------ The input

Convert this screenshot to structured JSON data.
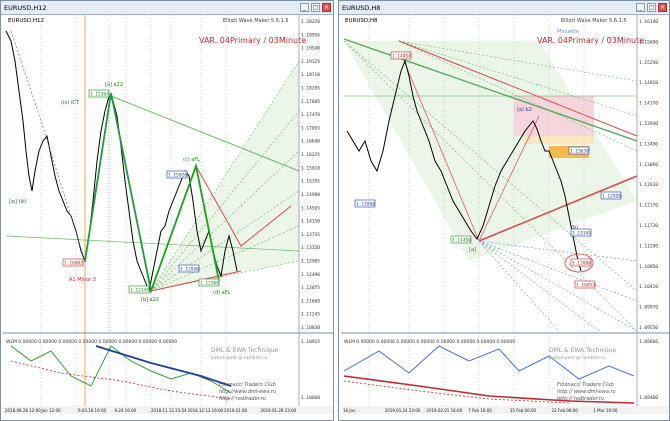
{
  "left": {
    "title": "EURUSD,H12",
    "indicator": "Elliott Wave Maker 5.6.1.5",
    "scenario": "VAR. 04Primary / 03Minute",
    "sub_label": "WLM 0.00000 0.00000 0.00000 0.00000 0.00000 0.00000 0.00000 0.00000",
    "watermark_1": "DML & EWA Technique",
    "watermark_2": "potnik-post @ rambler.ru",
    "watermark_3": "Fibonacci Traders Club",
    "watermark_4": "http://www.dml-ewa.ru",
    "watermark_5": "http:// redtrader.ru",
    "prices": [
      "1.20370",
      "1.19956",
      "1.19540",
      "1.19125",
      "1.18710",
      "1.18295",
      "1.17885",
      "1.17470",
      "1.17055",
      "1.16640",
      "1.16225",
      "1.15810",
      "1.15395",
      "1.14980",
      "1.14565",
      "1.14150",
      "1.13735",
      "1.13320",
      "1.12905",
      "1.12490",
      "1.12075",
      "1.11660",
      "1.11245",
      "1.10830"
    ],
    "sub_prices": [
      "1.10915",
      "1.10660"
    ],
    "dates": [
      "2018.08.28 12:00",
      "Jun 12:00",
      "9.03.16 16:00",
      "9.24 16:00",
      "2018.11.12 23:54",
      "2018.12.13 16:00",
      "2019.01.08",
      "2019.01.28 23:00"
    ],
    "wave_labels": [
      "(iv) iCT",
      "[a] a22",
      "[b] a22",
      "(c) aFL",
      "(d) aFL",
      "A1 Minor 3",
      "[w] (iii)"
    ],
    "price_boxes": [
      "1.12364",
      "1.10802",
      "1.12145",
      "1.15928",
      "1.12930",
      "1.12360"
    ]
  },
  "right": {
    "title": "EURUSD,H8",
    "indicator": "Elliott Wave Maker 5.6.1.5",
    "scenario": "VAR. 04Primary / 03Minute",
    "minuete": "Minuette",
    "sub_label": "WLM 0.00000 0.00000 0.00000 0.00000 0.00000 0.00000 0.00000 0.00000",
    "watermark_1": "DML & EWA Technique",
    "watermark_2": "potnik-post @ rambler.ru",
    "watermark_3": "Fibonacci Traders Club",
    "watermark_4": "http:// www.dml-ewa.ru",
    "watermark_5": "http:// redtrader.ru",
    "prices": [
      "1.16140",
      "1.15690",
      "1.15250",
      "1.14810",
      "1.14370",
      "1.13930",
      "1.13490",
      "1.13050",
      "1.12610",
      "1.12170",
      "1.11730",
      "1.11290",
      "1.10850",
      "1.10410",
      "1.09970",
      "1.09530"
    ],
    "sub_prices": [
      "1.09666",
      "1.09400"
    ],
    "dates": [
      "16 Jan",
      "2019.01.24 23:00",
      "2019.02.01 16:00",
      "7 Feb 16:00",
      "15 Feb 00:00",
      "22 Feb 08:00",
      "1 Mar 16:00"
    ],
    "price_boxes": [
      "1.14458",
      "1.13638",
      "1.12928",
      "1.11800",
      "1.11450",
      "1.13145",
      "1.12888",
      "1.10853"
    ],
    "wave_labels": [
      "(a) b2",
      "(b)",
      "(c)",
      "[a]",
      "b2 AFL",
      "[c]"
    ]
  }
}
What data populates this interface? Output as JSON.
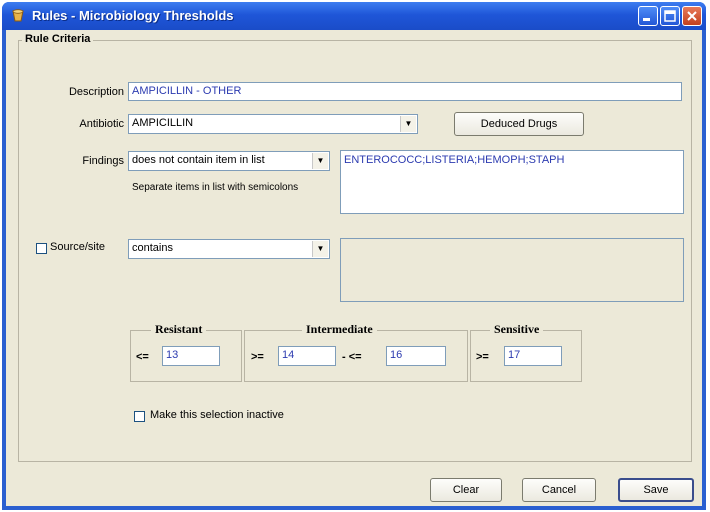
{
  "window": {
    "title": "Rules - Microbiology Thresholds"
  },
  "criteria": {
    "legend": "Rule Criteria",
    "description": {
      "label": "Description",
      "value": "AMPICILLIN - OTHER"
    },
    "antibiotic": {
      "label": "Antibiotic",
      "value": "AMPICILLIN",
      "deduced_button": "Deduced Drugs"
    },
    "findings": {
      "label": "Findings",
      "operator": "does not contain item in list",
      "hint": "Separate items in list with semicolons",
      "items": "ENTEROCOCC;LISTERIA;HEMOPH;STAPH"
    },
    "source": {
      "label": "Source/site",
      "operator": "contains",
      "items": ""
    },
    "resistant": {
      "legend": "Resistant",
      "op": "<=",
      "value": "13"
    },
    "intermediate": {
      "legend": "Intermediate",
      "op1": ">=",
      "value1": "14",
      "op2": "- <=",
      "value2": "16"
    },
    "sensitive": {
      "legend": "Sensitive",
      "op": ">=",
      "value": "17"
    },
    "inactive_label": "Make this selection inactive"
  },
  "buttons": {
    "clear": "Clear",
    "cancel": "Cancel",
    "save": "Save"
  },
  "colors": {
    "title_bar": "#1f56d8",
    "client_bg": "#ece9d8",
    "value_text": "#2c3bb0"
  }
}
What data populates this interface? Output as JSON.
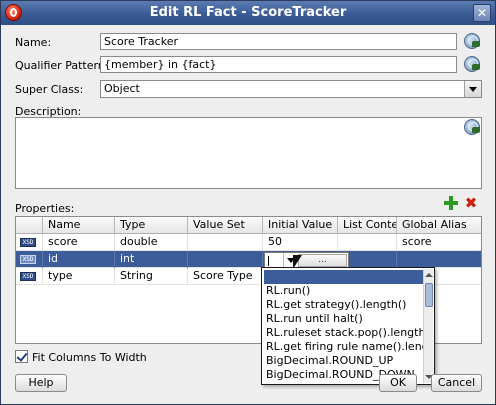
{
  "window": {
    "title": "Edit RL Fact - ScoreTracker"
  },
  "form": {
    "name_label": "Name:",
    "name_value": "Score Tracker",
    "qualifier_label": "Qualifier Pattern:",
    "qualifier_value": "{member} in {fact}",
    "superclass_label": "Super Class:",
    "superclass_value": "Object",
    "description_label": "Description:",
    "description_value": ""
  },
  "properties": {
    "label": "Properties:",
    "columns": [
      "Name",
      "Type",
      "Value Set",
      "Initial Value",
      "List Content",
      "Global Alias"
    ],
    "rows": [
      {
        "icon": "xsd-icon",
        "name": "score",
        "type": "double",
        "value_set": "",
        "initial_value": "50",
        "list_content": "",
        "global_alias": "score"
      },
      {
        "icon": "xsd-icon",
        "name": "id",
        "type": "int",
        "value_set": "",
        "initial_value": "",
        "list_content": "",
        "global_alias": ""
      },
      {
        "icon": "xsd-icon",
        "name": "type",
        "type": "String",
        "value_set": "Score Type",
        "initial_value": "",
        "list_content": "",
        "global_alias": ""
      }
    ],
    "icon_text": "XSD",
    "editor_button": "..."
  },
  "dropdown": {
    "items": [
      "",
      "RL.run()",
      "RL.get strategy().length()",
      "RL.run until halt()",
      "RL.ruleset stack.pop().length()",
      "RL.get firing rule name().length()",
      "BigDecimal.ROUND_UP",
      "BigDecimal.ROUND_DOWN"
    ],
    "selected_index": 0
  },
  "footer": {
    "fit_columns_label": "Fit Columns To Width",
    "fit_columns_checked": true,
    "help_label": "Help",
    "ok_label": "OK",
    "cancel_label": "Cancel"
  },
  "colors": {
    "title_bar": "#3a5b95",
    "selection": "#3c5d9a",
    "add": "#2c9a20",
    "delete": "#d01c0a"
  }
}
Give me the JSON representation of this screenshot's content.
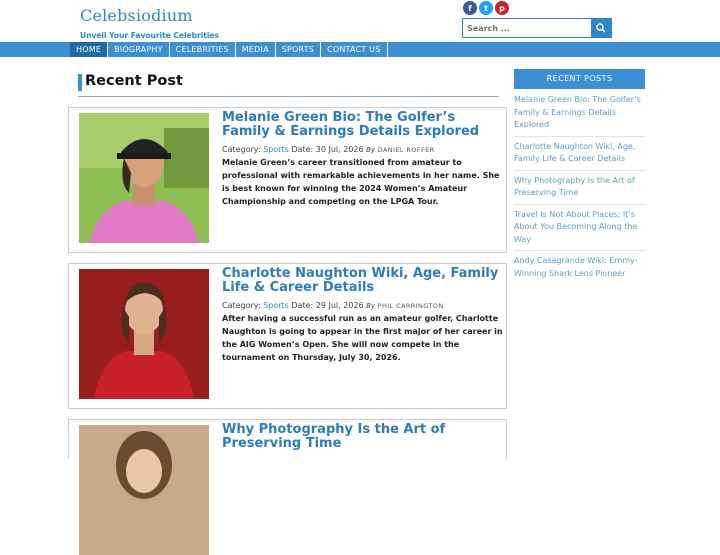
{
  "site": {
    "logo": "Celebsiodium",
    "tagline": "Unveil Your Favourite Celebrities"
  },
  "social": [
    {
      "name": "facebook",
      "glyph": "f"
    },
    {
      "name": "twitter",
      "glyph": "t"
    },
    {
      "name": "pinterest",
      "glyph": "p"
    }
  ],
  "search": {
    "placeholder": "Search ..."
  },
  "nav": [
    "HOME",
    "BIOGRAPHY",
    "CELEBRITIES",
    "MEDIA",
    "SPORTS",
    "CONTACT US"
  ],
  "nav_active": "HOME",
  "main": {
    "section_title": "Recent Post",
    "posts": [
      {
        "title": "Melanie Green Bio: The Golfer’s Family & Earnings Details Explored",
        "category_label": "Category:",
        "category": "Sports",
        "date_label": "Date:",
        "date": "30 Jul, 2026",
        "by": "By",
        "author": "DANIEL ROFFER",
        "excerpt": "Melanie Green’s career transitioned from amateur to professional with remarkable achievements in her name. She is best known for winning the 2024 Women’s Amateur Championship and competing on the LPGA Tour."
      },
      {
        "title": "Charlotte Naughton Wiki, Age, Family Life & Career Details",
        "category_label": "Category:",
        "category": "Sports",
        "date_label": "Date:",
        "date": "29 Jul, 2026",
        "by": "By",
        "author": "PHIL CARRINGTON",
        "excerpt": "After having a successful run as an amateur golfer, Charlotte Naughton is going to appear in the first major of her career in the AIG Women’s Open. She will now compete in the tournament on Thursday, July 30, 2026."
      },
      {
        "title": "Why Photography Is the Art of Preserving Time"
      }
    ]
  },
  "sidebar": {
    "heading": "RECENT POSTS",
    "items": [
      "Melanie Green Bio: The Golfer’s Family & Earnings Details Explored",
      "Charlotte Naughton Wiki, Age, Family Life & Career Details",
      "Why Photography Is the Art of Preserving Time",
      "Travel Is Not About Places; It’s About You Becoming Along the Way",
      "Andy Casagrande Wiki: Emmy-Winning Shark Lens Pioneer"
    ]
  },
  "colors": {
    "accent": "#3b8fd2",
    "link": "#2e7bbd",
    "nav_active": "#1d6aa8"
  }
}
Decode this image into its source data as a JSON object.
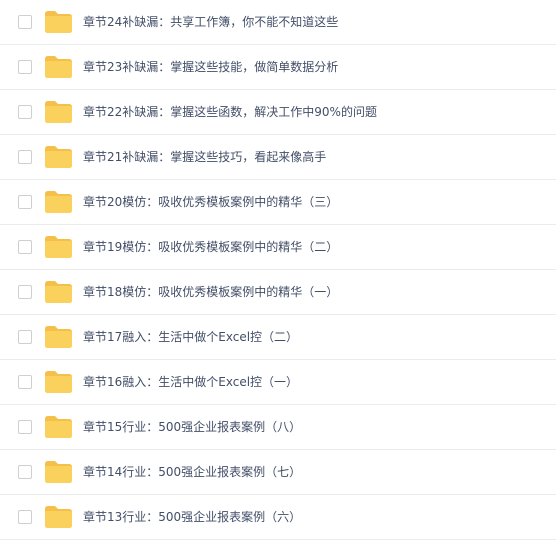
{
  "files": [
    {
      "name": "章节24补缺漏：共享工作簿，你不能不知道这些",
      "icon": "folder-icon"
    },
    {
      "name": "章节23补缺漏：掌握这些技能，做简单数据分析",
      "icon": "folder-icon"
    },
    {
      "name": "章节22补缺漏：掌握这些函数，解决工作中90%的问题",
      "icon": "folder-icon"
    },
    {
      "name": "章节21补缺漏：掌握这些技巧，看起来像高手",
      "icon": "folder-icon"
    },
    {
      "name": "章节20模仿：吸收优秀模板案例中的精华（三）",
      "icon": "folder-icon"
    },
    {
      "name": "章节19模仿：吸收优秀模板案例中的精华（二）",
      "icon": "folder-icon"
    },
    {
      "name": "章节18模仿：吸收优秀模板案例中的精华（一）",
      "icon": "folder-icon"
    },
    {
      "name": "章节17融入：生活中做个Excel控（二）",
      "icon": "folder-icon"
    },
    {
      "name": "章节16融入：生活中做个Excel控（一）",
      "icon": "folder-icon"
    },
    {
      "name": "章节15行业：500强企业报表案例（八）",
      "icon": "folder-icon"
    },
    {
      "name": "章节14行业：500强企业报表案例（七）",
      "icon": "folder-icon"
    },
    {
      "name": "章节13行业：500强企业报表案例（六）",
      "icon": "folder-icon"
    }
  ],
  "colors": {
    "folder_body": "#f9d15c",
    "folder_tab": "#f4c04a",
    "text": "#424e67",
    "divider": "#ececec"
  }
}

------------

> _Set task_
Every line in the data that holds "Preserving" should be copied out.

> _Response to this exercise_
        "title": "Why Photography Is the Art of Preserving Time"
      "Why Photography Is the Art of Preserving Time",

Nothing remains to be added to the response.